Stored data
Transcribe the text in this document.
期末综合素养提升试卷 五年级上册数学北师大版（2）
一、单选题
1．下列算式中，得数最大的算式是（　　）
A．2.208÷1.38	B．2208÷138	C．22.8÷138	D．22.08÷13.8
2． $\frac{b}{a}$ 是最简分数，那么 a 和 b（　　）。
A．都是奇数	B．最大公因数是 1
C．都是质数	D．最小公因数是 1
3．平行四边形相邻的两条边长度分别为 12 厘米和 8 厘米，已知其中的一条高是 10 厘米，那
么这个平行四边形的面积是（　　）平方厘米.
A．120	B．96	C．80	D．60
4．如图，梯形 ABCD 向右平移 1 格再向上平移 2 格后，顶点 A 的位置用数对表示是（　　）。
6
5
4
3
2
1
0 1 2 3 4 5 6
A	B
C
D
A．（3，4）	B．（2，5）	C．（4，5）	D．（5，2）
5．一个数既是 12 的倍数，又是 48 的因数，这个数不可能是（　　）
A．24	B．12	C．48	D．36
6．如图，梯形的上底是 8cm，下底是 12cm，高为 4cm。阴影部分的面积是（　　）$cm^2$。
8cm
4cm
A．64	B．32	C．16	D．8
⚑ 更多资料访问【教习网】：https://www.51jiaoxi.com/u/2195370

▶ Exercise aim:
Please quote the data above in full, with no line missing.

▶ Response for this exercise:
Transcribe the text in this document.
期末综合素养提升试卷 五年级上册数学北师大版（2）
一、单选题
1．下列算式中，得数最大的算式是（　　）
A．2.208÷1.38	B．2208÷138	C．22.8÷138	D．22.08÷13.8
2． $\frac{b}{a}$ 是最简分数，那么 a 和 b（　　）。
A．都是奇数	B．最大公因数是 1
C．都是质数	D．最小公因数是 1
3．平行四边形相邻的两条边长度分别为 12 厘米和 8 厘米，已知其中的一条高是 10 厘米，那
么这个平行四边形的面积是（　　）平方厘米.
A．120	B．96	C．80	D．60
4．如图，梯形 ABCD 向右平移 1 格再向上平移 2 格后，顶点 A 的位置用数对表示是（　　）。
6
5
4
3
2
1
0 1 2 3 4 5 6
A	B
C
D
A．（3，4）	B．（2，5）	C．（4，5）	D．（5，2）
5．一个数既是 12 的倍数，又是 48 的因数，这个数不可能是（　　）
A．24	B．12	C．48	D．36
6．如图，梯形的上底是 8cm，下底是 12cm，高为 4cm。阴影部分的面积是（　　）$cm^2$。
8cm
4cm
A．64	B．32	C．16	D．8
⚑ 更多资料访问【教习网】：https://www.51jiaoxi.com/u/2195370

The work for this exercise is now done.